━━━ DATASET CONTENT ━━━

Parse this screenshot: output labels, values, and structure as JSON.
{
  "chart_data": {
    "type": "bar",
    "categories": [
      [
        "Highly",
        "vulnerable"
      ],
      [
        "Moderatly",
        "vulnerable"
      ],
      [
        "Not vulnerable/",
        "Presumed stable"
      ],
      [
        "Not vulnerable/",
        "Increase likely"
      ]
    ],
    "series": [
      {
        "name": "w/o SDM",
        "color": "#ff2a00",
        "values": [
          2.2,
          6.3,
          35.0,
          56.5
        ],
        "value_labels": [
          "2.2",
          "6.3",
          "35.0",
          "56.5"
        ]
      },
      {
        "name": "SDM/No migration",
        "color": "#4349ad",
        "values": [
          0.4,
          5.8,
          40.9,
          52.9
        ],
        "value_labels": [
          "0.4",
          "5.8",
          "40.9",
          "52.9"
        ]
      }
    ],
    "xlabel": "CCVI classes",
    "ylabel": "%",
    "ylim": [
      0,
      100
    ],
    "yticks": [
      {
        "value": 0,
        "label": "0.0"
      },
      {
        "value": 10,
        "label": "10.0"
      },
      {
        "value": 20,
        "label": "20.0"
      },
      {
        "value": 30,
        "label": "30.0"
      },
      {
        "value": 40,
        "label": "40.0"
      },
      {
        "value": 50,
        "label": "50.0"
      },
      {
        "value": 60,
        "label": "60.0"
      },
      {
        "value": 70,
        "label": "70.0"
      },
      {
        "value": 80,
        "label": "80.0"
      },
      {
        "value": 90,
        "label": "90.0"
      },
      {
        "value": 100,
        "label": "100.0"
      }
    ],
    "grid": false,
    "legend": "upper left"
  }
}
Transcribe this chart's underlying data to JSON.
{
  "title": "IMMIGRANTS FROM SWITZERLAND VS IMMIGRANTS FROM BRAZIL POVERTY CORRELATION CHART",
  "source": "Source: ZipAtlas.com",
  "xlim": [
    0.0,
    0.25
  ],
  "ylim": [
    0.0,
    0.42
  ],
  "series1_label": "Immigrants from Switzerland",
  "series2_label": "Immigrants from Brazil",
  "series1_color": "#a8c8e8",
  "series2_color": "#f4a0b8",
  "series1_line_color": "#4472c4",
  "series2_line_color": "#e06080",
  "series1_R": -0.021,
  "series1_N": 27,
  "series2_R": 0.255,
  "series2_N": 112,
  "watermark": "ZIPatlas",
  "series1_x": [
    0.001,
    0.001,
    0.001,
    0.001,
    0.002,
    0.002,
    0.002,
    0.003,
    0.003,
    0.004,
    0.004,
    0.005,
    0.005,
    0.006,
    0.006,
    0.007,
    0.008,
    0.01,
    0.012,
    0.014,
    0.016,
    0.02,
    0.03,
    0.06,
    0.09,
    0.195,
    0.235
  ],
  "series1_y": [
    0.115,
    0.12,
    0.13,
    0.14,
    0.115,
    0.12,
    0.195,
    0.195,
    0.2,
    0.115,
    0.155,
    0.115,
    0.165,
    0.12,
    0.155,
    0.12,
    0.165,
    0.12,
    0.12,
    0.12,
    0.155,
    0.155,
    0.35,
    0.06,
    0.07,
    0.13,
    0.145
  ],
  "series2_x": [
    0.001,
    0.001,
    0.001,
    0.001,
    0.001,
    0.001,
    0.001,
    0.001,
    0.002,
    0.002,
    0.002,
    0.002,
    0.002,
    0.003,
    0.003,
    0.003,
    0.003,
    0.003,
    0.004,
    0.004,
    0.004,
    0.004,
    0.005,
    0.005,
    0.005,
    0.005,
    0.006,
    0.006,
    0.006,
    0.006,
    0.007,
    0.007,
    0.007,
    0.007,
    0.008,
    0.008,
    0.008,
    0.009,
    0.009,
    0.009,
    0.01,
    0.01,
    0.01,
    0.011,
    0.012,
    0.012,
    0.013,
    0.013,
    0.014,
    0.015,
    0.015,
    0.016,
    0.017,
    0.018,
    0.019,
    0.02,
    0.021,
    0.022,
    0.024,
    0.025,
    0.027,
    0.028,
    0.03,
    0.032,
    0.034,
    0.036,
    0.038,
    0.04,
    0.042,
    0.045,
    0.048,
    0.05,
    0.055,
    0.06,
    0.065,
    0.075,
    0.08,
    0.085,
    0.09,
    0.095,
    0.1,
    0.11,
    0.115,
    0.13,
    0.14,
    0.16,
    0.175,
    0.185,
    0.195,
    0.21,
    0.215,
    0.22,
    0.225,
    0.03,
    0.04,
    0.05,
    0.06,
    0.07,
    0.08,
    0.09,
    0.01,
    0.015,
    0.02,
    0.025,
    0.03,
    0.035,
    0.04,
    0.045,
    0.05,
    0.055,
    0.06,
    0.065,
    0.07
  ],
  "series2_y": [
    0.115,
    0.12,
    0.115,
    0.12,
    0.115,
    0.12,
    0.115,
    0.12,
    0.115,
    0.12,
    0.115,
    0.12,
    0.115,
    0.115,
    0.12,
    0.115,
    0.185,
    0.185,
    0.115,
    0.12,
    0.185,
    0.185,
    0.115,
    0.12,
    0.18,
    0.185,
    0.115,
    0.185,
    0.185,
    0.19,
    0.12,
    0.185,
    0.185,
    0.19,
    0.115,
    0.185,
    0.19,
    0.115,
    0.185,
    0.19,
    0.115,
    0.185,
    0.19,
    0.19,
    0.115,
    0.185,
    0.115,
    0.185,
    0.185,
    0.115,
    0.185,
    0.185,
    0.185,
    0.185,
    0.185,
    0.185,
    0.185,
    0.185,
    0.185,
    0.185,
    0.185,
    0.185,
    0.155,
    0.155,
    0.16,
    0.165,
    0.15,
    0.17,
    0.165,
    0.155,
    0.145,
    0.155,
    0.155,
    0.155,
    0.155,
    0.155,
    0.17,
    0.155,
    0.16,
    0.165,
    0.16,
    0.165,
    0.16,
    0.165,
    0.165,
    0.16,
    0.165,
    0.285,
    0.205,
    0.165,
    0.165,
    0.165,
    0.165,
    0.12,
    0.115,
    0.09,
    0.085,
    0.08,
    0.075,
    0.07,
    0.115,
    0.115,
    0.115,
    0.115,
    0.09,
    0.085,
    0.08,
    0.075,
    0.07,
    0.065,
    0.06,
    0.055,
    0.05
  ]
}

━━━

DIRECTIONS - Output an exact copy of each record.

ANSWER IN FULL -
Parse this screenshot: output labels, values, and structure as JSON.
{
  "chart_data": {
    "type": "bar",
    "categories": [
      [
        "Highly",
        "vulnerable"
      ],
      [
        "Moderatly",
        "vulnerable"
      ],
      [
        "Not vulnerable/",
        "Presumed stable"
      ],
      [
        "Not vulnerable/",
        "Increase likely"
      ]
    ],
    "series": [
      {
        "name": "w/o SDM",
        "color": "#ff2a00",
        "values": [
          2.2,
          6.3,
          35.0,
          56.5
        ],
        "value_labels": [
          "2.2",
          "6.3",
          "35.0",
          "56.5"
        ]
      },
      {
        "name": "SDM/No migration",
        "color": "#4349ad",
        "values": [
          0.4,
          5.8,
          40.9,
          52.9
        ],
        "value_labels": [
          "0.4",
          "5.8",
          "40.9",
          "52.9"
        ]
      }
    ],
    "xlabel": "CCVI classes",
    "ylabel": "%",
    "ylim": [
      0,
      100
    ],
    "yticks": [
      {
        "value": 0,
        "label": "0.0"
      },
      {
        "value": 10,
        "label": "10.0"
      },
      {
        "value": 20,
        "label": "20.0"
      },
      {
        "value": 30,
        "label": "30.0"
      },
      {
        "value": 40,
        "label": "40.0"
      },
      {
        "value": 50,
        "label": "50.0"
      },
      {
        "value": 60,
        "label": "60.0"
      },
      {
        "value": 70,
        "label": "70.0"
      },
      {
        "value": 80,
        "label": "80.0"
      },
      {
        "value": 90,
        "label": "90.0"
      },
      {
        "value": 100,
        "label": "100.0"
      }
    ],
    "grid": false,
    "legend": "upper left"
  }
}
Transcribe this chart's underlying data to JSON.
{
  "title": "IMMIGRANTS FROM SWITZERLAND VS IMMIGRANTS FROM BRAZIL POVERTY CORRELATION CHART",
  "source": "Source: ZipAtlas.com",
  "xlim": [
    0.0,
    0.25
  ],
  "ylim": [
    0.0,
    0.42
  ],
  "series1_label": "Immigrants from Switzerland",
  "series2_label": "Immigrants from Brazil",
  "series1_color": "#a8c8e8",
  "series2_color": "#f4a0b8",
  "series1_line_color": "#4472c4",
  "series2_line_color": "#e06080",
  "series1_R": -0.021,
  "series1_N": 27,
  "series2_R": 0.255,
  "series2_N": 112,
  "watermark": "ZIPatlas",
  "series1_x": [
    0.001,
    0.001,
    0.001,
    0.001,
    0.002,
    0.002,
    0.002,
    0.003,
    0.003,
    0.004,
    0.004,
    0.005,
    0.005,
    0.006,
    0.006,
    0.007,
    0.008,
    0.01,
    0.012,
    0.014,
    0.016,
    0.02,
    0.03,
    0.06,
    0.09,
    0.195,
    0.235
  ],
  "series1_y": [
    0.115,
    0.12,
    0.13,
    0.14,
    0.115,
    0.12,
    0.195,
    0.195,
    0.2,
    0.115,
    0.155,
    0.115,
    0.165,
    0.12,
    0.155,
    0.12,
    0.165,
    0.12,
    0.12,
    0.12,
    0.155,
    0.155,
    0.35,
    0.06,
    0.07,
    0.13,
    0.145
  ],
  "series2_x": [
    0.001,
    0.001,
    0.001,
    0.001,
    0.001,
    0.001,
    0.001,
    0.001,
    0.002,
    0.002,
    0.002,
    0.002,
    0.002,
    0.003,
    0.003,
    0.003,
    0.003,
    0.003,
    0.004,
    0.004,
    0.004,
    0.004,
    0.005,
    0.005,
    0.005,
    0.005,
    0.006,
    0.006,
    0.006,
    0.006,
    0.007,
    0.007,
    0.007,
    0.007,
    0.008,
    0.008,
    0.008,
    0.009,
    0.009,
    0.009,
    0.01,
    0.01,
    0.01,
    0.011,
    0.012,
    0.012,
    0.013,
    0.013,
    0.014,
    0.015,
    0.015,
    0.016,
    0.017,
    0.018,
    0.019,
    0.02,
    0.021,
    0.022,
    0.024,
    0.025,
    0.027,
    0.028,
    0.03,
    0.032,
    0.034,
    0.036,
    0.038,
    0.04,
    0.042,
    0.045,
    0.048,
    0.05,
    0.055,
    0.06,
    0.065,
    0.075,
    0.08,
    0.085,
    0.09,
    0.095,
    0.1,
    0.11,
    0.115,
    0.13,
    0.14,
    0.16,
    0.175,
    0.185,
    0.195,
    0.21,
    0.215,
    0.22,
    0.225,
    0.03,
    0.04,
    0.05,
    0.06,
    0.07,
    0.08,
    0.09,
    0.01,
    0.015,
    0.02,
    0.025,
    0.03,
    0.035,
    0.04,
    0.045,
    0.05,
    0.055,
    0.06,
    0.065,
    0.07
  ],
  "series2_y": [
    0.115,
    0.12,
    0.115,
    0.12,
    0.115,
    0.12,
    0.115,
    0.12,
    0.115,
    0.12,
    0.115,
    0.12,
    0.115,
    0.115,
    0.12,
    0.115,
    0.185,
    0.185,
    0.115,
    0.12,
    0.185,
    0.185,
    0.115,
    0.12,
    0.18,
    0.185,
    0.115,
    0.185,
    0.185,
    0.19,
    0.12,
    0.185,
    0.185,
    0.19,
    0.115,
    0.185,
    0.19,
    0.115,
    0.185,
    0.19,
    0.115,
    0.185,
    0.19,
    0.19,
    0.115,
    0.185,
    0.115,
    0.185,
    0.185,
    0.115,
    0.185,
    0.185,
    0.185,
    0.185,
    0.185,
    0.185,
    0.185,
    0.185,
    0.185,
    0.185,
    0.185,
    0.185,
    0.155,
    0.155,
    0.16,
    0.165,
    0.15,
    0.17,
    0.165,
    0.155,
    0.145,
    0.155,
    0.155,
    0.155,
    0.155,
    0.155,
    0.17,
    0.155,
    0.16,
    0.165,
    0.16,
    0.165,
    0.16,
    0.165,
    0.165,
    0.16,
    0.165,
    0.285,
    0.205,
    0.165,
    0.165,
    0.165,
    0.165,
    0.12,
    0.115,
    0.09,
    0.085,
    0.08,
    0.075,
    0.07,
    0.115,
    0.115,
    0.115,
    0.115,
    0.09,
    0.085,
    0.08,
    0.075,
    0.07,
    0.065,
    0.06,
    0.055,
    0.05
  ]
}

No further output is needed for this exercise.